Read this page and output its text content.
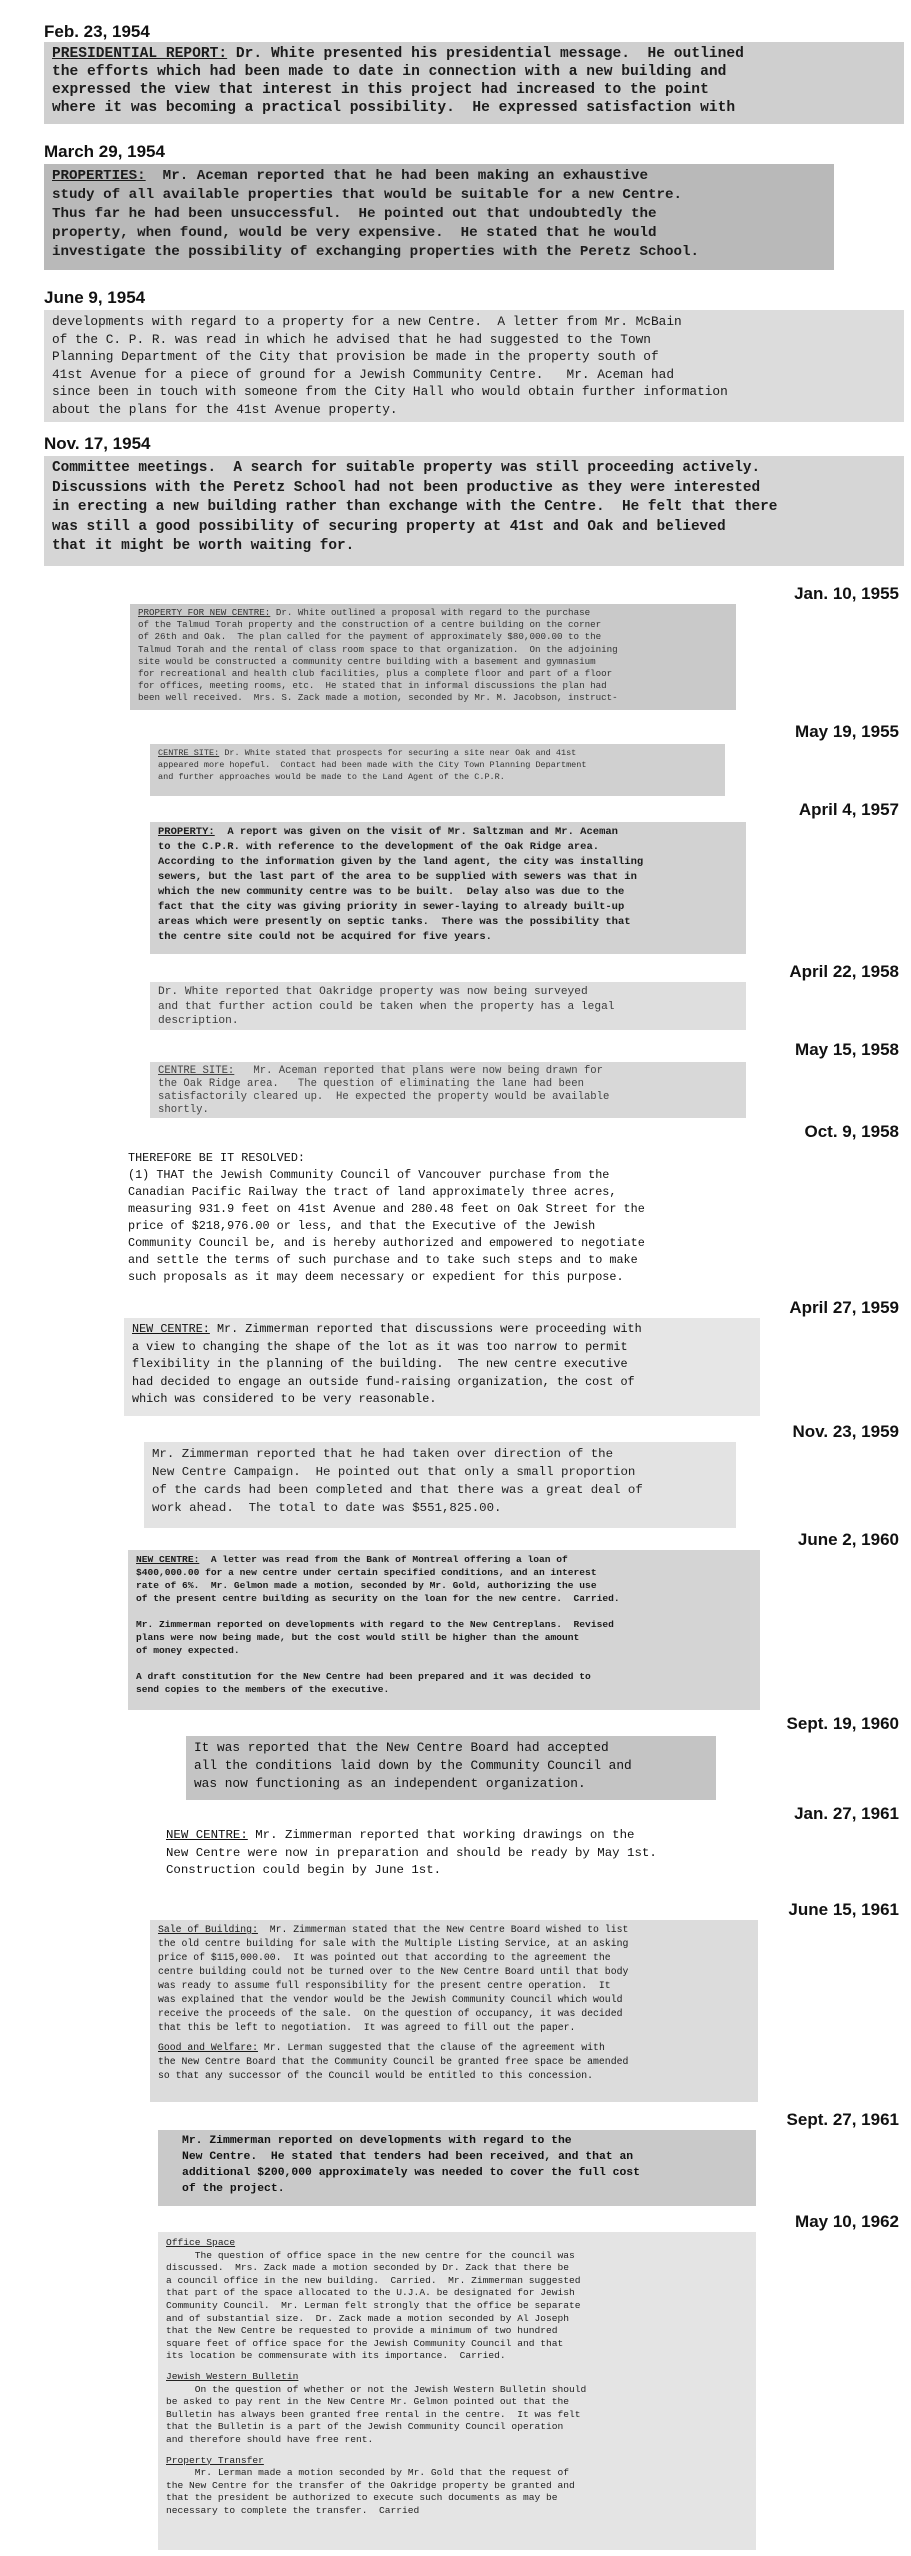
Feb. 23, 1954

PRESIDENTIAL REPORT: Dr. White presented his presidential message.  He outlined
the efforts which had been made to date in connection with a new building and
expressed the view that interest in this project had increased to the point
where it was becoming a practical possibility.  He expressed satisfaction with

March 29, 1954

PROPERTIES:  Mr. Aceman reported that he had been making an exhaustive
study of all available properties that would be suitable for a new Centre.
Thus far he had been unsuccessful.  He pointed out that undoubtedly the
property, when found, would be very expensive.  He stated that he would
investigate the possibility of exchanging properties with the Peretz School.

June 9, 1954

developments with regard to a property for a new Centre.  A letter from Mr. McBain
of the C. P. R. was read in which he advised that he had suggested to the Town
Planning Department of the City that provision be made in the property south of
41st Avenue for a piece of ground for a Jewish Community Centre.   Mr. Aceman had
since been in touch with someone from the City Hall who would obtain further information
about the plans for the 41st Avenue property.

Nov. 17, 1954

Committee meetings.  A search for suitable property was still proceeding actively.
Discussions with the Peretz School had not been productive as they were interested
in erecting a new building rather than exchange with the Centre.  He felt that there
was still a good possibility of securing property at 41st and Oak and believed
that it might be worth waiting for.

Jan. 10, 1955

PROPERTY FOR NEW CENTRE: Dr. White outlined a proposal with regard to the purchase
of the Talmud Torah property and the construction of a centre building on the corner
of 26th and Oak.  The plan called for the payment of approximately $80,000.00 to the
Talmud Torah and the rental of class room space to that organization.  On the adjoining
site would be constructed a community centre building with a basement and gymnasium
for recreational and health club facilities, plus a complete floor and part of a floor
for offices, meeting rooms, etc.  He stated that in informal discussions the plan had
been well received.  Mrs. S. Zack made a motion, seconded by Mr. M. Jacobson, instruct-

May 19, 1955

CENTRE SITE: Dr. White stated that prospects for securing a site near Oak and 41st
appeared more hopeful.  Contact had been made with the City Town Planning Department
and further approaches would be made to the Land Agent of the C.P.R.

April 4, 1957

PROPERTY:  A report was given on the visit of Mr. Saltzman and Mr. Aceman
to the C.P.R. with reference to the development of the Oak Ridge area.
According to the information given by the land agent, the city was installing
sewers, but the last part of the area to be supplied with sewers was that in
which the new community centre was to be built.  Delay also was due to the
fact that the city was giving priority in sewer-laying to already built-up
areas which were presently on septic tanks.  There was the possibility that
the centre site could not be acquired for five years.

April 22, 1958

Dr. White reported that Oakridge property was now being surveyed
and that further action could be taken when the property has a legal
description.

May 15, 1958

CENTRE SITE:   Mr. Aceman reported that plans were now being drawn for
the Oak Ridge area.   The question of eliminating the lane had been
satisfactorily cleared up.  He expected the property would be available
shortly.

Oct. 9, 1958

THEREFORE BE IT RESOLVED:
(1) THAT the Jewish Community Council of Vancouver purchase from the
Canadian Pacific Railway the tract of land approximately three acres,
measuring 931.9 feet on 41st Avenue and 280.48 feet on Oak Street for the
price of $218,976.00 or less, and that the Executive of the Jewish
Community Council be, and is hereby authorized and empowered to negotiate
and settle the terms of such purchase and to take such steps and to make
such proposals as it may deem necessary or expedient for this purpose.

April 27, 1959

NEW CENTRE: Mr. Zimmerman reported that discussions were proceeding with
a view to changing the shape of the lot as it was too narrow to permit
flexibility in the planning of the building.  The new centre executive
had decided to engage an outside fund-raising organization, the cost of
which was considered to be very reasonable.

Nov. 23, 1959

Mr. Zimmerman reported that he had taken over direction of the
New Centre Campaign.  He pointed out that only a small proportion
of the cards had been completed and that there was a great deal of
work ahead.  The total to date was $551,825.00.

June 2, 1960

NEW CENTRE:  A letter was read from the Bank of Montreal offering a loan of
$400,000.00 for a new centre under certain specified conditions, and an interest
rate of 6%.  Mr. Gelmon made a motion, seconded by Mr. Gold, authorizing the use
of the present centre building as security on the loan for the new centre.  Carried.

Mr. Zimmerman reported on developments with regard to the New Centreplans.  Revised
plans were now being made, but the cost would still be higher than the amount
of money expected.

A draft constitution for the New Centre had been prepared and it was decided to
send copies to the members of the executive.

Sept. 19, 1960

It was reported that the New Centre Board had accepted
all the conditions laid down by the Community Council and
was now functioning as an independent organization.

Jan. 27, 1961

NEW CENTRE: Mr. Zimmerman reported that working drawings on the
New Centre were now in preparation and should be ready by May 1st.
Construction could begin by June 1st.

June 15, 1961

Sale of Building:  Mr. Zimmerman stated that the New Centre Board wished to list
the old centre building for sale with the Multiple Listing Service, at an asking
price of $115,000.00.  It was pointed out that according to the agreement the
centre building could not be turned over to the New Centre Board until that body
was ready to assume full responsibility for the present centre operation.  It
was explained that the vendor would be the Jewish Community Council which would
receive the proceeds of the sale.  On the question of occupancy, it was decided
that this be left to negotiation.  It was agreed to fill out the paper.

Good and Welfare: Mr. Lerman suggested that the clause of the agreement with
the New Centre Board that the Community Council be granted free space be amended
so that any successor of the Council would be entitled to this concession.

Sept. 27, 1961

Mr. Zimmerman reported on developments with regard to the
New Centre.  He stated that tenders had been received, and that an
additional $200,000 approximately was needed to cover the full cost
of the project.

May 10, 1962
Office Space

The question of office space in the new centre for the council was
discussed.  Mrs. Zack made a motion seconded by Dr. Zack that there be
a council office in the new building.  Carried.  Mr. Zimmerman suggested
that part of the space allocated to the U.J.A. be designated for Jewish
Community Council.  Mr. Lerman felt strongly that the office be separate
and of substantial size.  Dr. Zack made a motion seconded by Al Joseph
that the New Centre be requested to provide a minimum of two hundred
square feet of office space for the Jewish Community Council and that
its location be commensurate with its importance.  Carried.

Jewish Western Bulletin

On the question of whether or not the Jewish Western Bulletin should
be asked to pay rent in the New Centre Mr. Gelmon pointed out that the
Bulletin has always been granted free rental in the centre.  It was felt
that the Bulletin is a part of the Jewish Community Council operation
and therefore should have free rent.

Property Transfer

Mr. Lerman made a motion seconded by Mr. Gold that the request of
the New Centre for the transfer of the Oakridge property be granted and
that the president be authorized to execute such documents as may be
necessary to complete the transfer.  Carried
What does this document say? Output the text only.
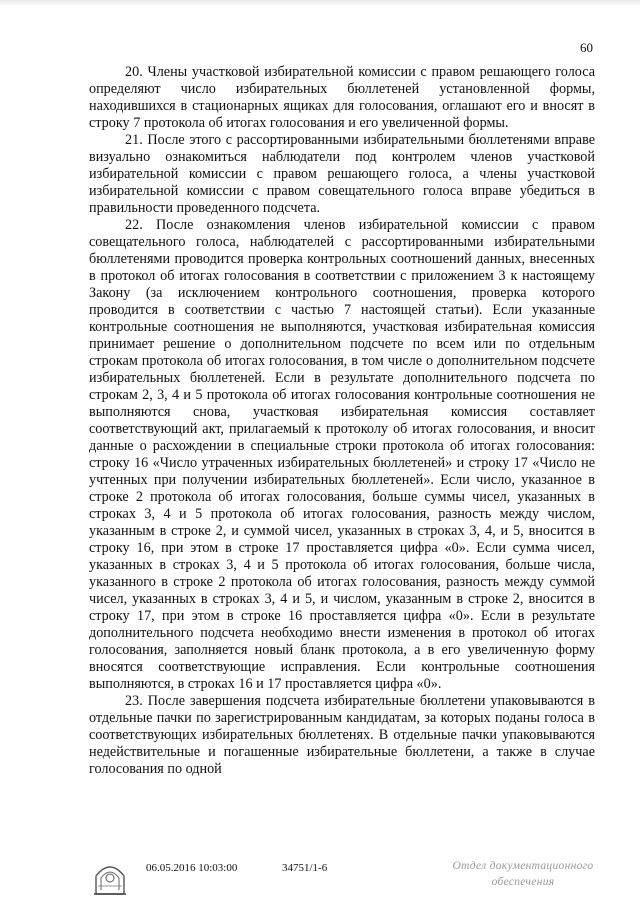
60

20. Члены участковой избирательной комиссии с правом решающего голоса определяют число избирательных бюллетеней установленной формы, находившихся в стационарных ящиках для голосования, оглашают его и вносят в строку 7 протокола об итогах голосования и его увеличенной формы.

21. После этого с рассортированными избирательными бюллетенями вправе визуально ознакомиться наблюдатели под контролем членов участковой избирательной комиссии с правом решающего голоса, а члены участковой избирательной комиссии с правом совещательного голоса вправе убедиться в правильности проведенного подсчета.

22. После ознакомления членов избирательной комиссии с правом совещательного голоса, наблюдателей с рассортированными избирательными бюллетенями проводится проверка контрольных соотношений данных, внесенных в протокол об итогах голосования в соответствии с приложением 3 к настоящему Закону (за исключением контрольного соотношения, проверка которого проводится в соответствии с частью 7 настоящей статьи). Если указанные контрольные соотношения не выполняются, участковая избирательная комиссия принимает решение о дополнительном подсчете по всем или по отдельным строкам протокола об итогах голосования, в том числе о дополнительном подсчете избирательных бюллетеней. Если в результате дополнительного подсчета по строкам 2, 3, 4 и 5 протокола об итогах голосования контрольные соотношения не выполняются снова, участковая избирательная комиссия составляет соответствующий акт, прилагаемый к протоколу об итогах голосования, и вносит данные о расхождении в специальные строки протокола об итогах голосования: строку 16 «Число утраченных избирательных бюллетеней» и строку 17 «Число не учтенных при получении избирательных бюллетеней». Если число, указанное в строке 2 протокола об итогах голосования, больше суммы чисел, указанных в строках 3, 4 и 5 протокола об итогах голосования, разность между числом, указанным в строке 2, и суммой чисел, указанных в строках 3, 4, и 5, вносится в строку 16, при этом в строке 17 проставляется цифра «0». Если сумма чисел, указанных в строках 3, 4 и 5 протокола об итогах голосования, больше числа, указанного в строке 2 протокола об итогах голосования, разность между суммой чисел, указанных в строках 3, 4 и 5, и числом, указанным в строке 2, вносится в строку 17, при этом в строке 16 проставляется цифра «0». Если в результате дополнительного подсчета необходимо внести изменения в протокол об итогах голосования, заполняется новый бланк протокола, а в его увеличенную форму вносятся соответствующие исправления. Если контрольные соотношения выполняются, в строках 16 и 17 проставляется цифра «0».

23. После завершения подсчета избирательные бюллетени упаковываются в отдельные пачки по зарегистрированным кандидатам, за которых поданы голоса в соответствующих избирательных бюллетенях. В отдельные пачки упаковываются недействительные и погашенные избирательные бюллетени, а также в случае голосования по одной

06.05.2016 10:03:00	34751/1-6	Отдел документационного
обеспечения
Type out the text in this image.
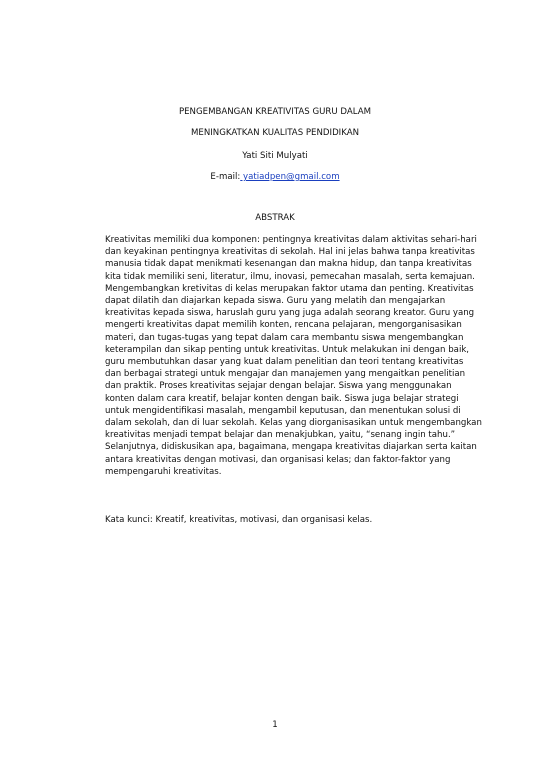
PENGEMBANGAN KREATIVITAS GURU DALAM
MENINGKATKAN KUALITAS PENDIDIKAN
Yati Siti Mulyati
E-mail: yatiadpen@gmail.com
ABSTRAK
Kreativitas memiliki dua komponen: pentingnya kreativitas dalam aktivitas sehari-hari
dan keyakinan pentingnya kreativitas di sekolah. Hal ini jelas bahwa tanpa kreativitas
manusia tidak dapat menikmati kesenangan dan makna hidup, dan tanpa kreativitas
kita tidak memiliki seni, literatur, ilmu, inovasi, pemecahan masalah, serta kemajuan.
Mengembangkan kretivitas di kelas merupakan faktor utama dan penting. Kreativitas
dapat dilatih dan diajarkan kepada siswa. Guru yang melatih dan mengajarkan
kreativitas kepada siswa, haruslah guru yang juga adalah seorang kreator. Guru yang
mengerti kreativitas dapat memilih konten, rencana pelajaran, mengorganisasikan
materi, dan tugas-tugas yang tepat dalam cara membantu siswa mengembangkan
keterampilan dan sikap penting untuk kreativitas. Untuk melakukan ini dengan baik,
guru membutuhkan dasar yang kuat dalam penelitian dan teori tentang kreativitas
dan berbagai strategi untuk mengajar dan manajemen yang mengaitkan penelitian
dan praktik. Proses kreativitas sejajar dengan belajar. Siswa yang menggunakan
konten dalam cara kreatif, belajar konten dengan baik. Siswa juga belajar strategi
untuk mengidentifikasi masalah, mengambil keputusan, dan menentukan solusi di
dalam sekolah, dan di luar sekolah. Kelas yang diorganisasikan untuk mengembangkan
kreativitas menjadi tempat belajar dan menakjubkan, yaitu, “senang ingin tahu.”
Selanjutnya, didiskusikan apa, bagaimana, mengapa kreativitas diajarkan serta kaitan
antara kreativitas dengan motivasi, dan organisasi kelas; dan faktor-faktor yang
mempengaruhi kreativitas.
Kata kunci: Kreatif, kreativitas, motivasi, dan organisasi kelas.
1
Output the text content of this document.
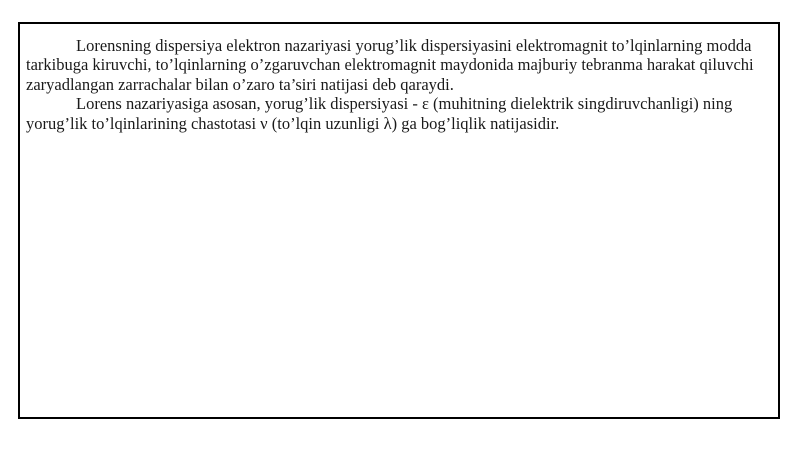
Lorensning dispersiya elektron nazariyasi yorug’lik dispersiyasini elektromagnit to’lqinlarning modda tarkibuga kiruvchi, to’lqinlarning o’zgaruvchan elektromagnit maydonida majburiy tebranma harakat qiluvchi zaryadlangan zarrachalar bilan o’zaro ta’siri natijasi deb qaraydi.

Lorens nazariyasiga asosan, yorug’lik dispersiyasi - ε (muhitning dielektrik singdiruvchanligi) ning yorug’lik to’lqinlarining chastotasi ν (to’lqin uzunligi λ) ga bog’liqlik natijasidir.
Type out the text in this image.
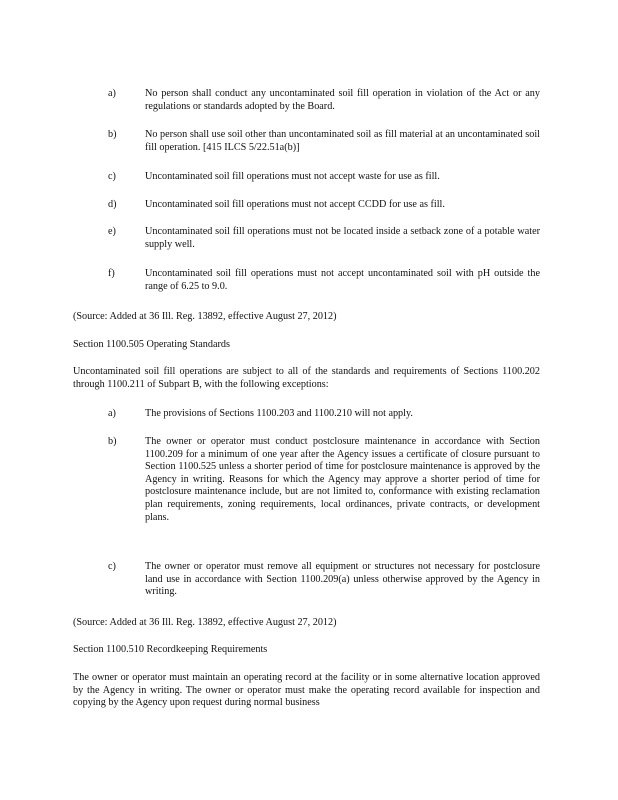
a)	No person shall conduct any uncontaminated soil fill operation in violation of the Act or any regulations or standards adopted by the Board.
b)	No person shall use soil other than uncontaminated soil as fill material at an uncontaminated soil fill operation. [415 ILCS 5/22.51a(b)]
c)	Uncontaminated soil fill operations must not accept waste for use as fill.
d)	Uncontaminated soil fill operations must not accept CCDD for use as fill.
e)	Uncontaminated soil fill operations must not be located inside a setback zone of a potable water supply well.
f)	Uncontaminated soil fill operations must not accept uncontaminated soil with pH outside the range of 6.25 to 9.0.
(Source: Added at 36 Ill. Reg. 13892, effective August 27, 2012)
Section 1100.505 Operating Standards
Uncontaminated soil fill operations are subject to all of the standards and requirements of Sections 1100.202 through 1100.211 of Subpart B, with the following exceptions:
a)	The provisions of Sections 1100.203 and 1100.210 will not apply.
b)	The owner or operator must conduct postclosure maintenance in accordance with Section 1100.209 for a minimum of one year after the Agency issues a certificate of closure pursuant to Section 1100.525 unless a shorter period of time for postclosure maintenance is approved by the Agency in writing. Reasons for which the Agency may approve a shorter period of time for postclosure maintenance include, but are not limited to, conformance with existing reclamation plan requirements, zoning requirements, local ordinances, private contracts, or development plans.
c)	The owner or operator must remove all equipment or structures not necessary for postclosure land use in accordance with Section 1100.209(a) unless otherwise approved by the Agency in writing.
(Source: Added at 36 Ill. Reg. 13892, effective August 27, 2012)
Section 1100.510 Recordkeeping Requirements
The owner or operator must maintain an operating record at the facility or in some alternative location approved by the Agency in writing. The owner or operator must make the operating record available for inspection and copying by the Agency upon request during normal business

# # #

Among the records above, find each line holding the string "received" and pull it out.

▶ _RESULT_
been well received.  Mrs. S. Zack made a motion, seconded by Mr. M. Jacobson, instruct-
New Centre.  He stated that tenders had been received, and that an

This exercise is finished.